Recorded data:
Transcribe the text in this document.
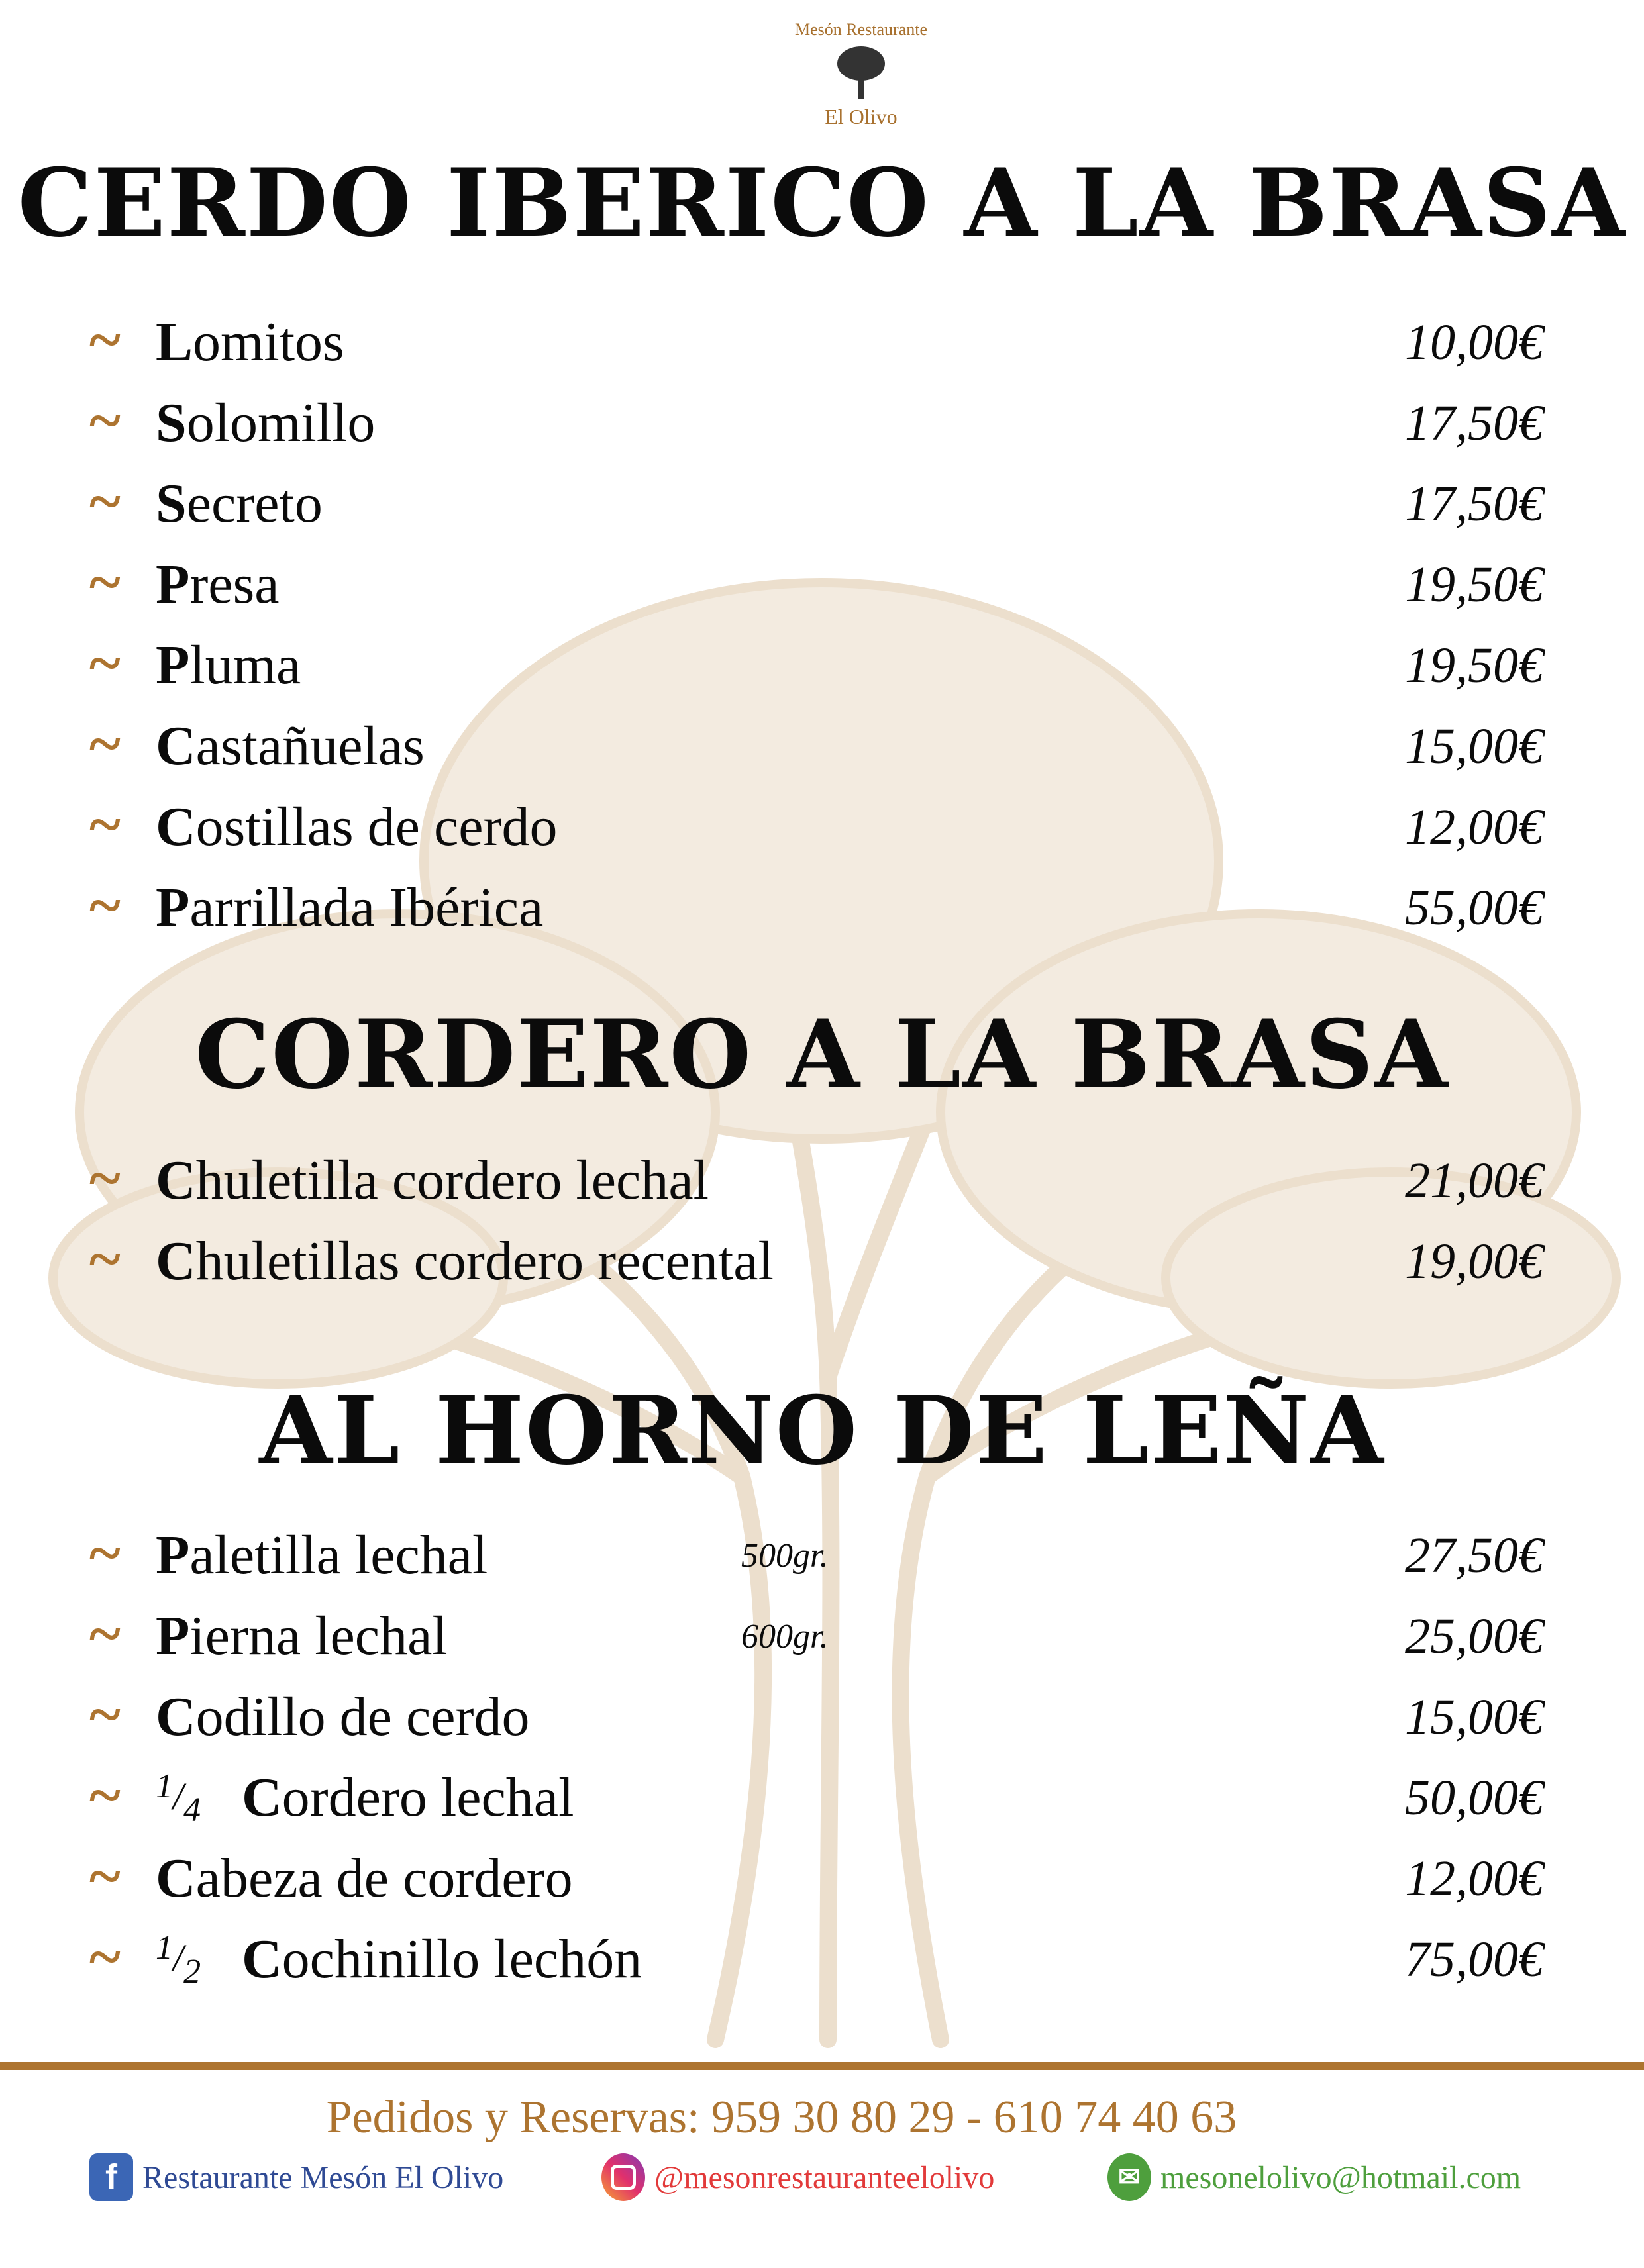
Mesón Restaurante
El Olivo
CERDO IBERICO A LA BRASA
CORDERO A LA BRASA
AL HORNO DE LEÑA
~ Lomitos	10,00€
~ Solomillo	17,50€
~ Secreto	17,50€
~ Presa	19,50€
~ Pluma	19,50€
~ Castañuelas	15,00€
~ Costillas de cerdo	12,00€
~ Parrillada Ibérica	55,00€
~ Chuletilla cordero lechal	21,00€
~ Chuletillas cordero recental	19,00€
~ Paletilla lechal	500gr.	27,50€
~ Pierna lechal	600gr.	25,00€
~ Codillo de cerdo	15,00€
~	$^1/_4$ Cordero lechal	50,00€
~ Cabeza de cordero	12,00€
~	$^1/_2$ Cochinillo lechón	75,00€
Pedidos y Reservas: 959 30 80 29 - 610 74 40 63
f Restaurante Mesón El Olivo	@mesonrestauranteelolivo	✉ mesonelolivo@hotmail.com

Exercise aim:
Leave out every picture and copy the rest of the records exactly.

Output for this exercise:
Transcribe the text in this document.
Mesón Restaurante
El Olivo
CERDO IBERICO A LA BRASA
CORDERO A LA BRASA
AL HORNO DE LEÑA
~ Lomitos	10,00€
~ Solomillo	17,50€
~ Secreto	17,50€
~ Presa	19,50€
~ Pluma	19,50€
~ Castañuelas	15,00€
~ Costillas de cerdo	12,00€
~ Parrillada Ibérica	55,00€
~ Chuletilla cordero lechal	21,00€
~ Chuletillas cordero recental	19,00€
~ Paletilla lechal	500gr.	27,50€
~ Pierna lechal	600gr.	25,00€
~ Codillo de cerdo	15,00€
~	$^1/_4$ Cordero lechal	50,00€
~ Cabeza de cordero	12,00€
~	$^1/_2$ Cochinillo lechón	75,00€
Pedidos y Reservas: 959 30 80 29 - 610 74 40 63
f Restaurante Mesón El Olivo	@mesonrestauranteelolivo	✉ mesonelolivo@hotmail.com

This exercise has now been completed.